**Short problem 1**
According to the film review, which actor plays Special Operations Master Sergeant John Kinley?
**Short problem 2**
Copy the film review word for word from "He tends to" to "Murphy style story.".

**Extract to read**
....
Guy Ritchie has actually made a half decent film.
Yeah, I know. Even I can't believe it.
It's not a stone cold classic.
It's far from perfect.
However his latest work for Amazon Prime is several furlongs ahead of the usual Mockney guff that he trots out.
A war movie about deeds of derring do involving US troops in Afghanistan, 'Guy Ritchie's The Covenant' stars Jake Gyllenhaal as Special Operations Master Sergeant John Kinley whose interpreter is killed during a Taliban bomb attack on his platoon.
Set in 2018, Kinley hires Dar Salim's interpreter Ahmed Abdullah as his replacement.
It soon becomes clear that Ahmed has more than just decent language skills.
He quickly establishes himself as an invaluable member of the platoon which, in typical Ritchie fashion, is full of soldiers with nicknames like Sean Sagar's Charlie 'Jizzy' Crow, Jason Wong's Joshua 'JJ' Jung and Rhys Yates' Tom 'Tom Cat' Hancock.
Very much a team player, Ahmed shoots and stabs the enemy any time they threaten Kinley and his troops.
He tends to the wounded and is very good at interpreting non verbal signs that the platoon might be in danger.
Even with those particular set of skills, he's unable to prevent his comrades from getting involved in a really hairy situation with the Taliban which results in a bloodbath - wiping out the bulk of his brothers in arms.
Kinley and Ahmed are lucky enough, though, to escape but they have to undertake a perilous trek through enemy controlled territory.
The journey will test their resilience to the full and also their survival instincts.
It will also require immense courage and bond them together.
Co-written by Ritchie, Ivan Atkinson and Marn Davies, 'Guy Ritchie's The Covenant' is a modern day Audie Murphy style story.
It's not terribly sophisticated and it doesn't really stray that far into the territory of conflicted, disillusioned soldiers like the Vietnam movies of Michael Cimmino, Brian de Palma, Francis Coppola and Oliver Stone.
The film doesn't completely shy away, though, from the fallout over the US's involvement and eventual messy withdrawal from Afghanistan.
But it only scratches the surface of that theme.
As Kinley comes to appreciate the impact Ahmed has had on him, it feels like Ritchie is really having to stretch himself hard in those sections of the film that veer into the personal.
....
**Records shown**
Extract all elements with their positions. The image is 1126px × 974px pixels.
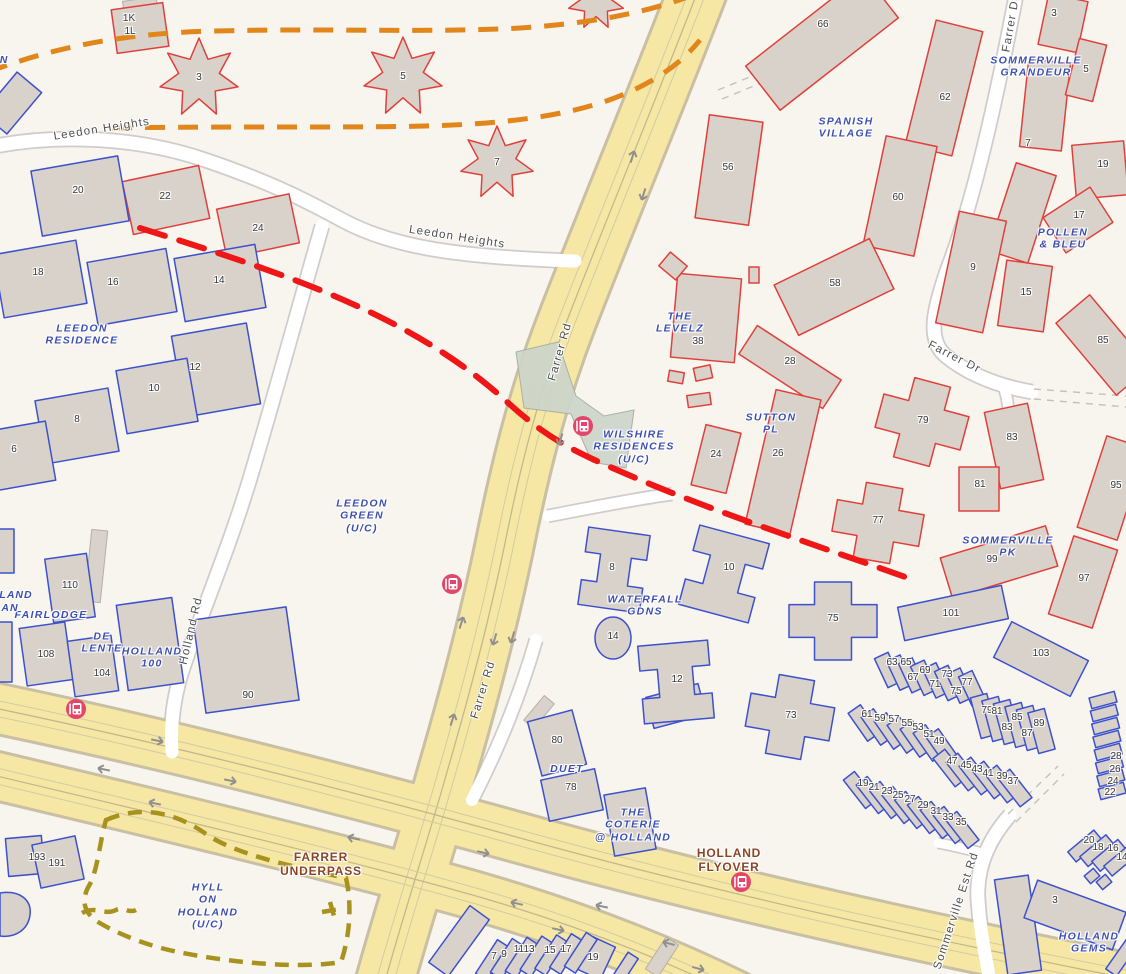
building-footprint[interactable]	[193, 607, 299, 713]
building-footprint[interactable]	[87, 249, 177, 326]
building-footprint[interactable]	[595, 617, 631, 659]
building-footprint[interactable]	[31, 156, 129, 236]
building-footprint[interactable]	[45, 553, 95, 622]
unbuilt-road-dashed	[1034, 399, 1126, 407]
building-footprint[interactable]	[67, 635, 118, 697]
bus-stop-icon[interactable]	[441, 573, 463, 595]
building-footprint[interactable]	[0, 892, 30, 936]
building-footprint[interactable]	[745, 390, 821, 535]
building-footprint[interactable]	[364, 37, 442, 113]
building-footprint[interactable]	[1077, 436, 1126, 540]
base-map-svg	[0, 0, 1126, 974]
building-footprint[interactable]	[0, 421, 56, 491]
bus-stop-icon[interactable]	[65, 698, 87, 720]
building-footprint[interactable]	[541, 769, 604, 822]
building-footprint[interactable]	[789, 582, 877, 660]
building-footprint[interactable]	[670, 273, 741, 362]
building-footprint[interactable]	[749, 267, 759, 283]
building-footprint[interactable]	[679, 525, 770, 623]
bus-stop-icon[interactable]	[730, 871, 752, 893]
building-footprint[interactable]	[774, 239, 894, 336]
building-footprint[interactable]	[461, 126, 533, 196]
bus-stop-icon[interactable]	[572, 415, 594, 437]
building-footprint[interactable]	[668, 370, 685, 383]
building-footprint[interactable]	[0, 240, 87, 318]
building-footprint[interactable]	[0, 622, 12, 682]
building-footprint[interactable]	[691, 425, 741, 494]
building-footprint[interactable]	[578, 527, 650, 613]
building-footprint[interactable]	[1072, 141, 1126, 199]
building-footprint[interactable]	[32, 836, 84, 888]
building-footprint[interactable]	[998, 260, 1053, 332]
building-footprint[interactable]	[959, 467, 999, 511]
building-footprint[interactable]	[869, 371, 975, 473]
building-footprint[interactable]	[528, 710, 587, 776]
building-footprint[interactable]	[936, 211, 1007, 332]
building-footprint[interactable]	[687, 392, 711, 407]
construction-boundary-dashed	[82, 909, 136, 913]
building-footprint[interactable]	[116, 358, 198, 434]
building-footprint[interactable]	[116, 598, 183, 691]
building-footprint[interactable]	[693, 365, 712, 381]
building-footprint[interactable]	[746, 0, 899, 110]
building-footprint[interactable]	[994, 622, 1089, 697]
building-footprint[interactable]	[863, 136, 937, 256]
building-footprint[interactable]	[19, 622, 73, 686]
building-footprint[interactable]	[111, 3, 169, 54]
building-footprint[interactable]	[1056, 295, 1126, 395]
building-footprint[interactable]	[160, 38, 238, 114]
building-footprint[interactable]	[1020, 59, 1071, 151]
lane-arrow-icon	[97, 764, 110, 774]
building-footprint[interactable]	[1048, 536, 1117, 628]
building-footprint[interactable]	[122, 165, 210, 234]
building-footprint[interactable]	[0, 529, 14, 573]
building-footprint[interactable]	[0, 72, 42, 134]
construction-boundary-dashed	[322, 902, 340, 916]
building-footprint[interactable]	[741, 670, 839, 764]
map-canvas[interactable]: LEEDON RESIDENCELEEDON GREEN (U/C)WILSHI…	[0, 0, 1126, 974]
building-footprint[interactable]	[905, 20, 983, 156]
building-footprint[interactable]	[569, 0, 624, 27]
building-footprint[interactable]	[695, 115, 763, 226]
building-footprint[interactable]	[638, 640, 715, 724]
....
**Task answer 1**
Jake Gyllenhaal

**Task answer 2**
He tends to the wounded and is very good at interpreting non verbal signs that the platoon might be in danger.
Even with those particular set of skills, he's unable to prevent his comrades from getting involved in a really hairy situation with the Taliban which results in a bloodbath - wiping out the bulk of his brothers in arms.
Kinley and Ahmed are lucky enough, though, to escape but they have to undertake a perilous trek through enemy controlled territory.
The journey will test their resilience to the full and also their survival instincts.
It will also require immense courage and bond them together.
Co-written by Ritchie, Ivan Atkinson and Marn Davies, 'Guy Ritchie's The Covenant' is a modern day Audie Murphy style story.